[TEXTE À LIRE]:
ORDONNANCE DU PRÉSIDENT DU TRIBUNAL

14 février 2020 (*)

« Référé – Demande de mesures provisoires – Méconnaissance des exigences de forme – Irrecevabilité manifeste »

Dans l’affaire T‑658/19 R,

Tiziano Vizzone, demeurant à Bariano (Italie), représenté par M. M. Bettani,

partie requérante,

contre

Commission européenne,

partie défenderesse,

ayant pour objet une demande fondée sur les articles 278 et 279 TFUE et tendant à l’adoption de mesures provisoires,

LE PRÉSIDENT DU TRIBUNAL

rend la présente

Ordonnance

 Procédure et conclusions du requérant

1        Par requête déposée au greffe du Tribunal le 30 septembre 2019, le requérant, M. Tiziano Vizzone, a formé un recours fondé sur l’article 263 TFUE et tendant, d’une part, à l’annulation de la décision de la Commission européenne, du 29 juillet 2019, qui aurait interprété l’ordonnance du 7 mars 2019, Bettani/Commission (C‑392/18 P, non publiée, EU:C:2019:186), remettant ainsi en question une décision juridictionnelle devenue définitive et compromettant la stabilité du droit et des relations juridiques ainsi que l’administration correcte de la justice (ci-après la « décision attaquée ») et, d’autre part, à obtenir une déclaration d’« incompétence fonctionnelle » de la Commission, du ministero di giustizia (ministère de la Justice, Italie), du Consiglio Nazionale Forense (Conseil national de l’ordre des avocats, Italie, ci-après le « CNF »), et de la Corte suprema di cassazione, sezioni unite (Cour de cassation, chambres réunies, Italie) pour interpréter ladite ordonnance, et pour décider et prendre des dispositions relatives à la directive 77/249/CEE du Conseil, du 22 mars 1977, tendant à faciliter l’exercice effectif de la libre prestation de services par les avocats (JO 1977, L 78, p. 17), et à la directive 98/5/CE du Parlement européen et du Conseil, du 16 février 1998, visant à faciliter l’exercice permanent de la profession d’avocat dans un État membre autre que celui où la qualification a été acquise (JO 1998, L 77, p. 36), ainsi qu’une déclaration d’incompétence fonctionnelle du CNF en tant que juridiction spécialisée s’agissant de l’application desdites directives, et une déclaration selon laquelle il ne peut être considéré comme une juridiction au sens de ces directives.

[EXERCICE PROPOSÉ 1]:
Quelles lignes de la liste contiennent la chaîne « border » ? Repérez-les et recopiez-les toutes, en tenant compte de la casse.
[EXERCICE PROPOSÉ 2]:
Pouvez-vous poursuivre l'ordonnance sur la demande de mesures provisoires de M. Vizzone à partir de sa dernière phrase ?
L'ordonnance ci-dessus et la liste n'ont aucun lien entre elles.

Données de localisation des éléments
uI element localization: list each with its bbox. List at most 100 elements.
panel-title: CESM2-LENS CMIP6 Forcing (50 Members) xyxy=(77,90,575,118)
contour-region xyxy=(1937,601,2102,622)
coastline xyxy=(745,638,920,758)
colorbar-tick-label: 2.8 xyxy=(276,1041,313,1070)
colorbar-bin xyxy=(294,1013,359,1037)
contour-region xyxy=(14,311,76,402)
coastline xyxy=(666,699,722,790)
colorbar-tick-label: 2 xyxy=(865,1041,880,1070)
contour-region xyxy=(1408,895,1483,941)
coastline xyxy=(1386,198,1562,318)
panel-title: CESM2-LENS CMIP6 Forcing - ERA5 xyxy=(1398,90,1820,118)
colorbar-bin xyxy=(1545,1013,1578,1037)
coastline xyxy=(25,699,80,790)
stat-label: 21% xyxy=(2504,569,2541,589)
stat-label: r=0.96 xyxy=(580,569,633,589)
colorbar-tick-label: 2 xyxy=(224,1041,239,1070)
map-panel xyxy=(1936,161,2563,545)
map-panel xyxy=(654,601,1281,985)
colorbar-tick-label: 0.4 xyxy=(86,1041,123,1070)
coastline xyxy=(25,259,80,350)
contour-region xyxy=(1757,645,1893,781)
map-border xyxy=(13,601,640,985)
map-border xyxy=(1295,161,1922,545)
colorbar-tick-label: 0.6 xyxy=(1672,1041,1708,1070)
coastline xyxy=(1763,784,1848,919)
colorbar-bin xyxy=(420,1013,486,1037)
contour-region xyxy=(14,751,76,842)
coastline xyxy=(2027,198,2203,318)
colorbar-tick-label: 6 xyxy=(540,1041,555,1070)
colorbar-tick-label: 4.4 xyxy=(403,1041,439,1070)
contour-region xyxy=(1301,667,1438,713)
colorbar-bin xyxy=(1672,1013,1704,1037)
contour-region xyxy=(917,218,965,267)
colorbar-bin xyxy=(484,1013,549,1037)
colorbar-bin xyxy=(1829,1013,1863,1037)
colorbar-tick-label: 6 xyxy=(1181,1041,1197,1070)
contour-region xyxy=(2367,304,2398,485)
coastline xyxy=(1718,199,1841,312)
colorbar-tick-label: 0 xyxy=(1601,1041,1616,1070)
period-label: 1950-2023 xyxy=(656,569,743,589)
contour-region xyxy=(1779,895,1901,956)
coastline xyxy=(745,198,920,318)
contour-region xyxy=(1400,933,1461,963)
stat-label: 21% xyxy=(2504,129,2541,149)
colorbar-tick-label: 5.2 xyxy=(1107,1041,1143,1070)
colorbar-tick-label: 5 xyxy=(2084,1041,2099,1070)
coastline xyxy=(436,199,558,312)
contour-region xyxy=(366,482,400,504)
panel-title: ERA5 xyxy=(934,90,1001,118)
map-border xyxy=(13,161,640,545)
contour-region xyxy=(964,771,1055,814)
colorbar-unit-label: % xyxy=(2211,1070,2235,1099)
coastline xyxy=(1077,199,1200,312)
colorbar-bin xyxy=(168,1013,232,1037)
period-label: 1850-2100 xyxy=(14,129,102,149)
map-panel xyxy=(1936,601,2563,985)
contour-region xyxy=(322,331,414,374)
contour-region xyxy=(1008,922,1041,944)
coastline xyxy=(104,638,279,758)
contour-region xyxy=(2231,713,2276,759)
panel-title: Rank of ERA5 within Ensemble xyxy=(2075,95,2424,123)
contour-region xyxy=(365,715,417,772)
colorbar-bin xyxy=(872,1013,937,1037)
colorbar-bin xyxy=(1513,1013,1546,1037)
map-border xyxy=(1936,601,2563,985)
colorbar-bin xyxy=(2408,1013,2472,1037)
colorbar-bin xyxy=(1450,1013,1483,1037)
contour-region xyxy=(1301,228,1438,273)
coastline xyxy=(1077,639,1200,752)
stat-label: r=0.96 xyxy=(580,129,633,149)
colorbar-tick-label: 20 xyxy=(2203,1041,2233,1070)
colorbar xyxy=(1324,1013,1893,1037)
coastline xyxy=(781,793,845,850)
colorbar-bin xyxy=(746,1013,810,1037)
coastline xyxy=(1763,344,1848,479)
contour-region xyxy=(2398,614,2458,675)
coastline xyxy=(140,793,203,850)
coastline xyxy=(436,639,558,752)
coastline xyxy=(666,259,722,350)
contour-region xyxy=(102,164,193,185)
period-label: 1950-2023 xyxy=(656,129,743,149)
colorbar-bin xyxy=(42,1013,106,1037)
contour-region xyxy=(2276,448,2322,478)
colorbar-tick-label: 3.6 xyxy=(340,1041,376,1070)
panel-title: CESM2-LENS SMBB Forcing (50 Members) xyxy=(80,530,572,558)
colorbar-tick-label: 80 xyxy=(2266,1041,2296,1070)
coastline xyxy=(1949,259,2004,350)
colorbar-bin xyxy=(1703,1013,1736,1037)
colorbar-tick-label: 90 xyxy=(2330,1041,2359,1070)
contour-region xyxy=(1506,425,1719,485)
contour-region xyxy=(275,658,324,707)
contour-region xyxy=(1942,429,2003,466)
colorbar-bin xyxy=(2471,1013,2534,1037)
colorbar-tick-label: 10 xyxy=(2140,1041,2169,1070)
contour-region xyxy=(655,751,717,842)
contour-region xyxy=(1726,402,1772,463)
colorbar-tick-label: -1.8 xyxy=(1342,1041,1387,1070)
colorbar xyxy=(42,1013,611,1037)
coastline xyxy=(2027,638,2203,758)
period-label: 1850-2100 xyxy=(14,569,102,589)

[RÉPONSE 1]:
map-border xyxy=(13,601,640,985)
map-border xyxy=(1295,161,1922,545)
map-border xyxy=(13,161,640,545)
map-border xyxy=(1936,601,2563,985)

[RÉPONSE 2]:
2        Par acte séparé déposé au greffe du Tribunal le 8 octobre 2019, le requérant a introduit la présente demande en référé.

3        Par la demande en référé, le requérant conclut à ce qu’il plaise au président du Tribunal :

–        répondre que, s’agissant de l’examen de validité d’un document de l’Uniunea Națională a Barourilor din România (association nationale des barreaux de Roumanie, ci-après l’« UNBR »), le CNF, les ministres de la justice et la Commission ne sont pas des juridictions d’un État membre au sens de l’article 267 TFUE, étant donné que, aux fins de l’article 3 de la directive 98/5, le caractère obligatoire de la compétence du CNF, des ministres de la justice et la Commission fait défaut, dès lors qu’il n’existe aucune obligation, ni en droit ni en fait, pour l’UNBR, de confier l’examen de validité d’un document émanant de celle-ci en tant qu’autorité compétente de l’État membre d’origine conformément aux directives 77/249 et 98/5 à un contrôle de légalité du CNF, des ministres et de la Commission, y compris parce que l’UNBR, comme les autorités judiciaires compétentes, n’ont pas été impliquées dans le choix de la procédure administrative italienne ni appelées à intervenir d’office dans le cours de la procédure ;

–        répondre à la question de savoir si le droit du titulaire exclusif d’une marque de l’Union européenne est affecté par la contestation de ce droit par un tiers invoquant une loi nationale relative à un domaine autre que celui de la propriété intellectuelle ;

–        prendre toutes les mesures nécessaires afin que les juridictions italiennes disposent des garanties nécessaires pour éviter tout risque d’utilisation d’un tel régime en tant que système de contrôle politique du contenu des décisions judiciaires.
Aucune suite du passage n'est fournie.